Stored data:
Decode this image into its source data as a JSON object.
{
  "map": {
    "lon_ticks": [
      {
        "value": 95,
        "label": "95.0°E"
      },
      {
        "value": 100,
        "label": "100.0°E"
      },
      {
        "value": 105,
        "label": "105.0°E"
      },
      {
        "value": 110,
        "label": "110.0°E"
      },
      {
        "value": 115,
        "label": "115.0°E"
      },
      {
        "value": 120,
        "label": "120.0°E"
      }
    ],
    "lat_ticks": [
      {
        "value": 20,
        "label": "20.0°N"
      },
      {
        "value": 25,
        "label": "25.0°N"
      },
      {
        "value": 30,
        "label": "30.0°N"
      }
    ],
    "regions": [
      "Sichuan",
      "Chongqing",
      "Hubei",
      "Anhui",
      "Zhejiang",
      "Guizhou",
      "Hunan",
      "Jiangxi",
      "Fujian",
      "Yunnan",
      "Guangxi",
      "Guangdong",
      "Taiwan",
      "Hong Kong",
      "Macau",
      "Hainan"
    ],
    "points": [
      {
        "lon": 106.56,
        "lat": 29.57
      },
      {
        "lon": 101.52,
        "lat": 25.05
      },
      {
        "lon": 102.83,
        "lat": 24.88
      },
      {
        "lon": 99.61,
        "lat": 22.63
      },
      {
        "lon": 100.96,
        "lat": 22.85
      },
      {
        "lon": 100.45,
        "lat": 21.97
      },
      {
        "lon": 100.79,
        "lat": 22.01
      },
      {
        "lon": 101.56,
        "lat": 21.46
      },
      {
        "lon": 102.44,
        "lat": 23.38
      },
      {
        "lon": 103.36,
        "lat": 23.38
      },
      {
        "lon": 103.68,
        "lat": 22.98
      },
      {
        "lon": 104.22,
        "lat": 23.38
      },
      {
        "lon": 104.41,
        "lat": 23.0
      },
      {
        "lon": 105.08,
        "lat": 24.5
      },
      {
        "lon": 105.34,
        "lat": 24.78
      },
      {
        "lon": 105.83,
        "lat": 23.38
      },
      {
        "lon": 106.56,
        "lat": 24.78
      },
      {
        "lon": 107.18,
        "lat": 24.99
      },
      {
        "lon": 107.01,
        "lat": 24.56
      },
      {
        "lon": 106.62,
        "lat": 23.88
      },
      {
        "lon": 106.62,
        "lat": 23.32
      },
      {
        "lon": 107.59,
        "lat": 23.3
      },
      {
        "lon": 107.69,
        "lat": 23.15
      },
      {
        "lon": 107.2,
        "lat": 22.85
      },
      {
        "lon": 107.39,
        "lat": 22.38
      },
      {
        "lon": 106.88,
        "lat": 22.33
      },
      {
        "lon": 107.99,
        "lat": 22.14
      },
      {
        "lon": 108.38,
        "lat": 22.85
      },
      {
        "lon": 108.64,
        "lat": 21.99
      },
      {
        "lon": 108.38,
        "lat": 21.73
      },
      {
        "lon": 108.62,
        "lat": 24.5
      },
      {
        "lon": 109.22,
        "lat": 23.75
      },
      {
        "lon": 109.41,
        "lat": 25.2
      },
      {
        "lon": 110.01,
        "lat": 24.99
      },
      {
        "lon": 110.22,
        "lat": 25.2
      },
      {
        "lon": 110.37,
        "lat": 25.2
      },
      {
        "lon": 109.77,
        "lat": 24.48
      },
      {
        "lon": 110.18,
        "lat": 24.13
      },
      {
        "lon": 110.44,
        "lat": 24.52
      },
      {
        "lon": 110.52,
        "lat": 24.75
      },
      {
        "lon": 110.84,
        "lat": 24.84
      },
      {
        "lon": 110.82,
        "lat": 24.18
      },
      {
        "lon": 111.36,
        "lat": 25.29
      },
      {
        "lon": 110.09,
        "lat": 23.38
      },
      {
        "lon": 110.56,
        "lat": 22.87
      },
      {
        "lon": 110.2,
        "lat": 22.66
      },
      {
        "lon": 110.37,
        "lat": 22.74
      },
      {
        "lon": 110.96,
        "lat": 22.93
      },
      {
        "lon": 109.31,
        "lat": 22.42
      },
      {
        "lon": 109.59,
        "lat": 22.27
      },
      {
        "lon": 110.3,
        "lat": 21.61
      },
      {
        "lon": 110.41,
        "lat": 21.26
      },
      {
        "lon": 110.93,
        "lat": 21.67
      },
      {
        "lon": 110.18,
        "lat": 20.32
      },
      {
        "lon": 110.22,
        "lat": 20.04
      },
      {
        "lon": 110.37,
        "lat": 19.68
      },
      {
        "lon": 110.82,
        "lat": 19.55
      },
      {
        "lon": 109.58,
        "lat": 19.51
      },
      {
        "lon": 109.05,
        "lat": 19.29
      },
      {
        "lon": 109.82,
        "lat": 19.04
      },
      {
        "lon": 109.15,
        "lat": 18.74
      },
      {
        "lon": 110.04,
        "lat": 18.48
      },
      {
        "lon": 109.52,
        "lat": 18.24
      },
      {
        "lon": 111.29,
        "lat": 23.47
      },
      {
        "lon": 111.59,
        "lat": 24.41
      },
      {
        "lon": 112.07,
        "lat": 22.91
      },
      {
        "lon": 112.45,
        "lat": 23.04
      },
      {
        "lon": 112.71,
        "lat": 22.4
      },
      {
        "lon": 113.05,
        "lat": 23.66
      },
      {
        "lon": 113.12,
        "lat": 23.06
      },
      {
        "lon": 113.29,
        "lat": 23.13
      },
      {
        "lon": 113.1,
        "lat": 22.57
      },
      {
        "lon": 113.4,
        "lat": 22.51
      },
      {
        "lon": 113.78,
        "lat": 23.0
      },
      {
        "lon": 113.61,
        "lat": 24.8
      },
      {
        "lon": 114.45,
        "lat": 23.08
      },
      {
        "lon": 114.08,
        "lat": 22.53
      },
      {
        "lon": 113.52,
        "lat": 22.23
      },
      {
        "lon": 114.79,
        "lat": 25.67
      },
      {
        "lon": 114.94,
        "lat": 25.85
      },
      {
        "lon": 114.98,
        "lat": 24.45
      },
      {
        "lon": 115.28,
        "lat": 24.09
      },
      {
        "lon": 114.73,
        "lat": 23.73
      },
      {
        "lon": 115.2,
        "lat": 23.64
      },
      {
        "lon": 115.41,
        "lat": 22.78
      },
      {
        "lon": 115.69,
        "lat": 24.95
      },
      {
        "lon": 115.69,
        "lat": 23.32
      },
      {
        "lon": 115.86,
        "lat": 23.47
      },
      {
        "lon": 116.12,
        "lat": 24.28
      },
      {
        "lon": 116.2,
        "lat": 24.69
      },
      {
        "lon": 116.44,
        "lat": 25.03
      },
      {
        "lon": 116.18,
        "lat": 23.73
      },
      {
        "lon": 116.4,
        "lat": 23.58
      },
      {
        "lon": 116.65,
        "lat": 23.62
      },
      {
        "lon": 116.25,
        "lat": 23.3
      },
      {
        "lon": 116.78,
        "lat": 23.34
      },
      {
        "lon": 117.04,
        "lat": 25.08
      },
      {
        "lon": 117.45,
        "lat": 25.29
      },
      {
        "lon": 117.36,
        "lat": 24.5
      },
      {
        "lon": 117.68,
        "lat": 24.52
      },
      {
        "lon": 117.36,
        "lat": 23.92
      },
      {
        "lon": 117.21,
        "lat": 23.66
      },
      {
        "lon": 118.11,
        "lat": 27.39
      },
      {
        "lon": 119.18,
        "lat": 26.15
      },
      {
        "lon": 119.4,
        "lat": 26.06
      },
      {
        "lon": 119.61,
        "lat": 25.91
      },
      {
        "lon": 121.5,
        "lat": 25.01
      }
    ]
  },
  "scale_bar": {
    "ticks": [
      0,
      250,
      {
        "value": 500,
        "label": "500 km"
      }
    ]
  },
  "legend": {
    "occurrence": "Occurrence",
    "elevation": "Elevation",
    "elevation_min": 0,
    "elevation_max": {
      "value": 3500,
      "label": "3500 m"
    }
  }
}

Requirement:
How many lines of the listing above include the word "value"? State the number and nothing else.

Completed exercise:
11